## Stated goal
Reproduce the records verbatim, beginning with their first line and stopping after the line that contains "axes-frame [684, 496, 1088, 560]".

## Provided entries
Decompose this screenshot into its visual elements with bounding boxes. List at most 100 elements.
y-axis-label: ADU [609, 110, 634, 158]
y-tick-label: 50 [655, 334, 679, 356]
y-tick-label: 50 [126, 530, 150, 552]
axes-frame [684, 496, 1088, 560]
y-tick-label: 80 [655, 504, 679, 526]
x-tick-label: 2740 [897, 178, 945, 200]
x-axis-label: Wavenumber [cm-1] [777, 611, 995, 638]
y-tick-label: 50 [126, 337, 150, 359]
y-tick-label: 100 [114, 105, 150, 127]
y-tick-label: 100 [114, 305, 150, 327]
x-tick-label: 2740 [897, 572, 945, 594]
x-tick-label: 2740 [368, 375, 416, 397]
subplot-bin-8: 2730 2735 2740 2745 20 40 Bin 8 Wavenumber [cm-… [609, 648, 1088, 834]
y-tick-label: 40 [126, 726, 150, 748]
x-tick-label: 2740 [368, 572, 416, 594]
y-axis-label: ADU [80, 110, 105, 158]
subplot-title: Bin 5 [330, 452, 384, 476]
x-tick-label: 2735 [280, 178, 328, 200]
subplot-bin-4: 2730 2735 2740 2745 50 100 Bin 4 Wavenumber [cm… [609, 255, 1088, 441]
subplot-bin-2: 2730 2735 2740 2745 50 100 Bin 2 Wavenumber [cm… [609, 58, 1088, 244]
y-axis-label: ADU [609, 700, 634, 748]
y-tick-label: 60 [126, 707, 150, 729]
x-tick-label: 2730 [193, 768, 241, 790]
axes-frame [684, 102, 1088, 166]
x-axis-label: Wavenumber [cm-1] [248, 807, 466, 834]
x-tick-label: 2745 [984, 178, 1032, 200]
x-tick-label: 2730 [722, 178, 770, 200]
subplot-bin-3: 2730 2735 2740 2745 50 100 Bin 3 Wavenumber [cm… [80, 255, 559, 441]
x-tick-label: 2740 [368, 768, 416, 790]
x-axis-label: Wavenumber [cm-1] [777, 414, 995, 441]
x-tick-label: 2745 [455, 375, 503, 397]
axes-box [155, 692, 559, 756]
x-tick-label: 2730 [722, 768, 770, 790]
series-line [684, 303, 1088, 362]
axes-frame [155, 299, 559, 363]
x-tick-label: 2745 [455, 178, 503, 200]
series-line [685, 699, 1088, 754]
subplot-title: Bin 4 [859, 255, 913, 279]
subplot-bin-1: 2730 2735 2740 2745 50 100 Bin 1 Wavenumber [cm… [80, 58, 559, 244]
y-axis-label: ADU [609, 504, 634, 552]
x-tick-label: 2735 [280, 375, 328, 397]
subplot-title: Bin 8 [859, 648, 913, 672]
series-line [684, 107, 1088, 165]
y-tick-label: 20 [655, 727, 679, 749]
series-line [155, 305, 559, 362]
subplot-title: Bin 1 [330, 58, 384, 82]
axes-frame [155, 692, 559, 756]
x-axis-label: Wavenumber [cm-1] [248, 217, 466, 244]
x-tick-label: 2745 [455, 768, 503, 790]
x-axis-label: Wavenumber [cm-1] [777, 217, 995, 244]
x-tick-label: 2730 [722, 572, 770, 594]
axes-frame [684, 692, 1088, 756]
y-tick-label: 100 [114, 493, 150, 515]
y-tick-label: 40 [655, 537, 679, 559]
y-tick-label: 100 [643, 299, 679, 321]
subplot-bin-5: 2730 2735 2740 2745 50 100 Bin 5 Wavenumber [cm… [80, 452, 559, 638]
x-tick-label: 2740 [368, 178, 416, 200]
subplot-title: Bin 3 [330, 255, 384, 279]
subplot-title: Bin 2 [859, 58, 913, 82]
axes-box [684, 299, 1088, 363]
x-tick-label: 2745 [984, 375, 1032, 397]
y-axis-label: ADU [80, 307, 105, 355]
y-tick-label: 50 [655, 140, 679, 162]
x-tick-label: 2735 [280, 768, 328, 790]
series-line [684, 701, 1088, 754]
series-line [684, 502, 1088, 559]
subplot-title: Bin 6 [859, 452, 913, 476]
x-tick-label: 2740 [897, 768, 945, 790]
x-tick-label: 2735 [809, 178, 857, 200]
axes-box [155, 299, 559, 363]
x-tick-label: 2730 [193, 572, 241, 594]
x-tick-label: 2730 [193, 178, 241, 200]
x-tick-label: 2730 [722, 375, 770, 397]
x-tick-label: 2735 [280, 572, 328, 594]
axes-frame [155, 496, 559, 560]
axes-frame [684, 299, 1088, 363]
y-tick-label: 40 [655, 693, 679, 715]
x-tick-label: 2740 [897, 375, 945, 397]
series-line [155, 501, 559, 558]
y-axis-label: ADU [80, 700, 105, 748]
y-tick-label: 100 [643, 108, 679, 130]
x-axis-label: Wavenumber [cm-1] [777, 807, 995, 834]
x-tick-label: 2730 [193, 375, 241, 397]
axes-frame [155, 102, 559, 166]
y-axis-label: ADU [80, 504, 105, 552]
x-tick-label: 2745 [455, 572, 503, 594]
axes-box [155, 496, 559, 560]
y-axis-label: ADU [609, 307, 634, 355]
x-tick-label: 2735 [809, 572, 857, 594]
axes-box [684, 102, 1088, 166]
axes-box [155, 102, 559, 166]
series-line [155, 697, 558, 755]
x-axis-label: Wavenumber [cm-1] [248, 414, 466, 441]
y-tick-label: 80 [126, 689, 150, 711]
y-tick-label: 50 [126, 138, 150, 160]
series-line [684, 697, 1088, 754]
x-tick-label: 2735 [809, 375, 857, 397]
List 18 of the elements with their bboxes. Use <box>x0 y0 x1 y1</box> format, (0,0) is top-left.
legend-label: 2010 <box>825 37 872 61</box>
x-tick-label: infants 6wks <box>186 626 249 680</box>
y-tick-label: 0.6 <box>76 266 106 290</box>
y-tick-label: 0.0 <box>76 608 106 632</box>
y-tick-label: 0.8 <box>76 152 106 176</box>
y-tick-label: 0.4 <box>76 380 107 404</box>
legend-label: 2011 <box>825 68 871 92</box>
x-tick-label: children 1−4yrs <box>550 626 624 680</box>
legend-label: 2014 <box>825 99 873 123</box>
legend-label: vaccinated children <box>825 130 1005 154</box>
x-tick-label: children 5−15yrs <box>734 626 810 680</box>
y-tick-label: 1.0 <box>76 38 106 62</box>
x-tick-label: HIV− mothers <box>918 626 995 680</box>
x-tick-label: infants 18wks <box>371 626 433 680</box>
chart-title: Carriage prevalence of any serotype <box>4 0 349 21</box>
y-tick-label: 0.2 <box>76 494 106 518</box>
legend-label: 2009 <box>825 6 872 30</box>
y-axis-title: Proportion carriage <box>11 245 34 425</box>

## Final answer
Decompose this screenshot into its visual elements with bounding boxes. List at most 100 elements.
y-axis-label: ADU [609, 110, 634, 158]
y-tick-label: 50 [655, 334, 679, 356]
y-tick-label: 50 [126, 530, 150, 552]
axes-frame [684, 496, 1088, 560]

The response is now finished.